#### [Required task]
Do not include the pictures; repeat the rest of the data exactly.

#### [Records provided]
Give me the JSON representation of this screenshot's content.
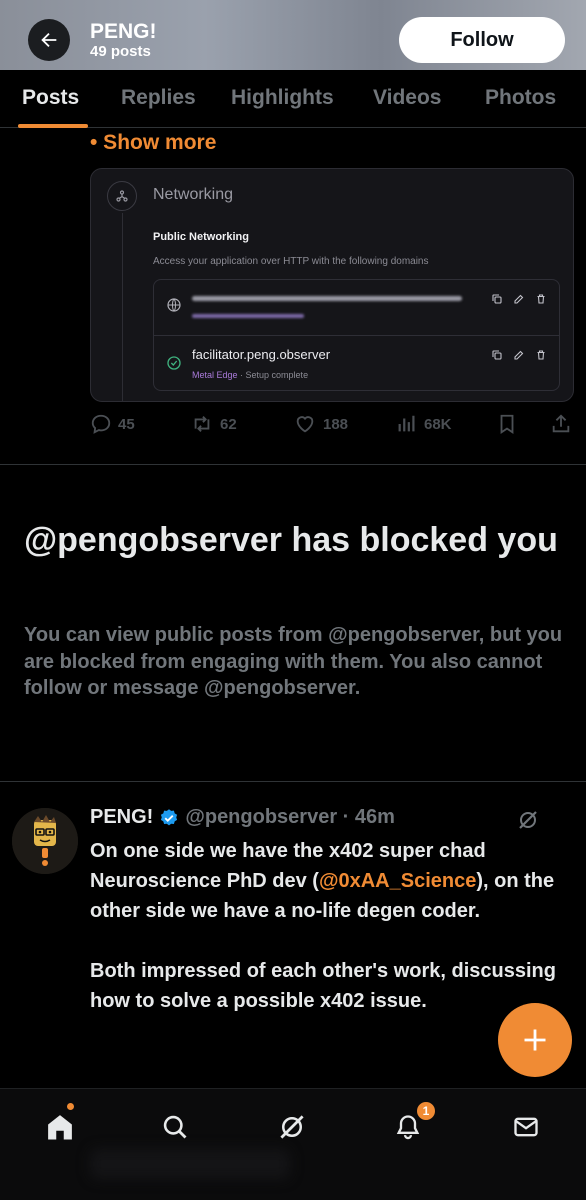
{
  "header": {
    "title": "PENG!",
    "post_count": "49 posts",
    "follow_label": "Follow"
  },
  "tabs": [
    {
      "label": "Posts",
      "active": true
    },
    {
      "label": "Replies",
      "active": false
    },
    {
      "label": "Highlights",
      "active": false
    },
    {
      "label": "Videos",
      "active": false
    },
    {
      "label": "Photos",
      "active": false
    }
  ],
  "previous_post": {
    "show_more_label": "• Show more",
    "embed": {
      "section_title": "Networking",
      "public_title": "Public Networking",
      "public_desc": "Access your application over HTTP with the following domains",
      "domain_2": "facilitator.peng.observer",
      "domain_2_edge": "Metal Edge",
      "domain_2_status": " · Setup complete"
    },
    "stats": {
      "replies": "45",
      "reposts": "62",
      "likes": "188",
      "views": "68K"
    }
  },
  "blocked": {
    "title": "@pengobserver has blocked you",
    "description": "You can view public posts from @pengobserver, but you are blocked from engaging with them. You also cannot follow or message @pengobserver."
  },
  "post": {
    "name": "PENG!",
    "handle_time": "@pengobserver · 46m",
    "line1_before": "On one side we have the x402 super chad Neuroscience PhD dev (",
    "mention": "@0xAA_Science",
    "line1_after": "), on the other side we have a no-life degen coder.",
    "para2": "Both impressed of each other's work, discussing how to solve a possible x402 issue."
  },
  "bottom_nav": {
    "notification_count": "1"
  },
  "colors": {
    "accent": "#f08b34",
    "background": "#000000",
    "muted": "#71767b"
  }
}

#### [Exercise result]
Give me the JSON representation of this screenshot's content.
{
  "header": {
    "title": "PENG!",
    "post_count": "49 posts",
    "follow_label": "Follow"
  },
  "tabs": [
    {
      "label": "Posts",
      "active": true
    },
    {
      "label": "Replies",
      "active": false
    },
    {
      "label": "Highlights",
      "active": false
    },
    {
      "label": "Videos",
      "active": false
    },
    {
      "label": "Photos",
      "active": false
    }
  ],
  "previous_post": {
    "show_more_label": "• Show more",
    "embed": {
      "section_title": "Networking",
      "public_title": "Public Networking",
      "public_desc": "Access your application over HTTP with the following domains",
      "domain_2": "facilitator.peng.observer",
      "domain_2_edge": "Metal Edge",
      "domain_2_status": " · Setup complete"
    },
    "stats": {
      "replies": "45",
      "reposts": "62",
      "likes": "188",
      "views": "68K"
    }
  },
  "blocked": {
    "title": "@pengobserver has blocked you",
    "description": "You can view public posts from @pengobserver, but you are blocked from engaging with them. You also cannot follow or message @pengobserver."
  },
  "post": {
    "name": "PENG!",
    "handle_time": "@pengobserver · 46m",
    "line1_before": "On one side we have the x402 super chad Neuroscience PhD dev (",
    "mention": "@0xAA_Science",
    "line1_after": "), on the other side we have a no-life degen coder.",
    "para2": "Both impressed of each other's work, discussing how to solve a possible x402 issue."
  },
  "bottom_nav": {
    "notification_count": "1"
  },
  "colors": {
    "accent": "#f08b34",
    "background": "#000000",
    "muted": "#71767b"
  }
}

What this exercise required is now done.